_Work to be completed_:
Retype each entry below, keeping every character the same.

>> START Entries supplied

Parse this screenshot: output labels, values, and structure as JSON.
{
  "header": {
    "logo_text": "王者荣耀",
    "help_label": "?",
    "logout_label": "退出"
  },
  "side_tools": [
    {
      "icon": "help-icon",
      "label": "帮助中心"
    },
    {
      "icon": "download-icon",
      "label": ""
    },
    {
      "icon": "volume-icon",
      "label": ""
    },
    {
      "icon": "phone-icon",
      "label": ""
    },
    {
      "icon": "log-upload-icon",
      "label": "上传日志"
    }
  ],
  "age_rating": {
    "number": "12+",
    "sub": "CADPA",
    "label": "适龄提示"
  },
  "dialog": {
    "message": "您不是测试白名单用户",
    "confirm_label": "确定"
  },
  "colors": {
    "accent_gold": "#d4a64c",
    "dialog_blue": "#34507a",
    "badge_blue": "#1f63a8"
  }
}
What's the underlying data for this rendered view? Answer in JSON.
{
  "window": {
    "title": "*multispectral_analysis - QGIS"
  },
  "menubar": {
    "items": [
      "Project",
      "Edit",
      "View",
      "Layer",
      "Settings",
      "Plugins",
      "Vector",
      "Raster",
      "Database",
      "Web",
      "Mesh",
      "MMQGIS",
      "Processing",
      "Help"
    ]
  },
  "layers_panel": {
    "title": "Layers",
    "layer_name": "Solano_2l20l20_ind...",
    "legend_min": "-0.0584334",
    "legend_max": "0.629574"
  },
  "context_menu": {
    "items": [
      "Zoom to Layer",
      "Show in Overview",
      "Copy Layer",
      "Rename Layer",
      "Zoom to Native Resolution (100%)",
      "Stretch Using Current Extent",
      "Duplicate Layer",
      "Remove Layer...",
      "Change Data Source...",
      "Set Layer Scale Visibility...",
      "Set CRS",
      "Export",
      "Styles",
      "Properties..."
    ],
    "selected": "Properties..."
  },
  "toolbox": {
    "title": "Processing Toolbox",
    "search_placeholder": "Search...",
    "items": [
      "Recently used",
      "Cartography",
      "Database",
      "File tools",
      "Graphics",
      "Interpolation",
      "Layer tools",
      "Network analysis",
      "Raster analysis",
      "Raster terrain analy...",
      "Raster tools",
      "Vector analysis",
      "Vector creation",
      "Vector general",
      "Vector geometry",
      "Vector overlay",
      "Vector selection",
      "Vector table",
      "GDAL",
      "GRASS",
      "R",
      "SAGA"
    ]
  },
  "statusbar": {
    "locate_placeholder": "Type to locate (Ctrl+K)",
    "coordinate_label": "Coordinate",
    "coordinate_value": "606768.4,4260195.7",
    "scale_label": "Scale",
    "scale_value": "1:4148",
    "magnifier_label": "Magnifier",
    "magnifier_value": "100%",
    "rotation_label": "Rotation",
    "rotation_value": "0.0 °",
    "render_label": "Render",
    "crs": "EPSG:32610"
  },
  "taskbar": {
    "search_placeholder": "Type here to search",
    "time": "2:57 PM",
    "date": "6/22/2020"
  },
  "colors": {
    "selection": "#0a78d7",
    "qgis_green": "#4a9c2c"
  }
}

>> END Entries supplied

_Answer to this problem_:
Parse this screenshot: output labels, values, and structure as JSON.
{
  "header": {
    "logo_text": "王者荣耀",
    "help_label": "?",
    "logout_label": "退出"
  },
  "side_tools": [
    {
      "icon": "help-icon",
      "label": "帮助中心"
    },
    {
      "icon": "download-icon",
      "label": ""
    },
    {
      "icon": "volume-icon",
      "label": ""
    },
    {
      "icon": "phone-icon",
      "label": ""
    },
    {
      "icon": "log-upload-icon",
      "label": "上传日志"
    }
  ],
  "age_rating": {
    "number": "12+",
    "sub": "CADPA",
    "label": "适龄提示"
  },
  "dialog": {
    "message": "您不是测试白名单用户",
    "confirm_label": "确定"
  },
  "colors": {
    "accent_gold": "#d4a64c",
    "dialog_blue": "#34507a",
    "badge_blue": "#1f63a8"
  }
}
What's the underlying data for this rendered view? Answer in JSON.
{
  "window": {
    "title": "*multispectral_analysis - QGIS"
  },
  "menubar": {
    "items": [
      "Project",
      "Edit",
      "View",
      "Layer",
      "Settings",
      "Plugins",
      "Vector",
      "Raster",
      "Database",
      "Web",
      "Mesh",
      "MMQGIS",
      "Processing",
      "Help"
    ]
  },
  "layers_panel": {
    "title": "Layers",
    "layer_name": "Solano_2l20l20_ind...",
    "legend_min": "-0.0584334",
    "legend_max": "0.629574"
  },
  "context_menu": {
    "items": [
      "Zoom to Layer",
      "Show in Overview",
      "Copy Layer",
      "Rename Layer",
      "Zoom to Native Resolution (100%)",
      "Stretch Using Current Extent",
      "Duplicate Layer",
      "Remove Layer...",
      "Change Data Source...",
      "Set Layer Scale Visibility...",
      "Set CRS",
      "Export",
      "Styles",
      "Properties..."
    ],
    "selected": "Properties..."
  },
  "toolbox": {
    "title": "Processing Toolbox",
    "search_placeholder": "Search...",
    "items": [
      "Recently used",
      "Cartography",
      "Database",
      "File tools",
      "Graphics",
      "Interpolation",
      "Layer tools",
      "Network analysis",
      "Raster analysis",
      "Raster terrain analy...",
      "Raster tools",
      "Vector analysis",
      "Vector creation",
      "Vector general",
      "Vector geometry",
      "Vector overlay",
      "Vector selection",
      "Vector table",
      "GDAL",
      "GRASS",
      "R",
      "SAGA"
    ]
  },
  "statusbar": {
    "locate_placeholder": "Type to locate (Ctrl+K)",
    "coordinate_label": "Coordinate",
    "coordinate_value": "606768.4,4260195.7",
    "scale_label": "Scale",
    "scale_value": "1:4148",
    "magnifier_label": "Magnifier",
    "magnifier_value": "100%",
    "rotation_label": "Rotation",
    "rotation_value": "0.0 °",
    "render_label": "Render",
    "crs": "EPSG:32610"
  },
  "taskbar": {
    "search_placeholder": "Type here to search",
    "time": "2:57 PM",
    "date": "6/22/2020"
  },
  "colors": {
    "selection": "#0a78d7",
    "qgis_green": "#4a9c2c"
  }
}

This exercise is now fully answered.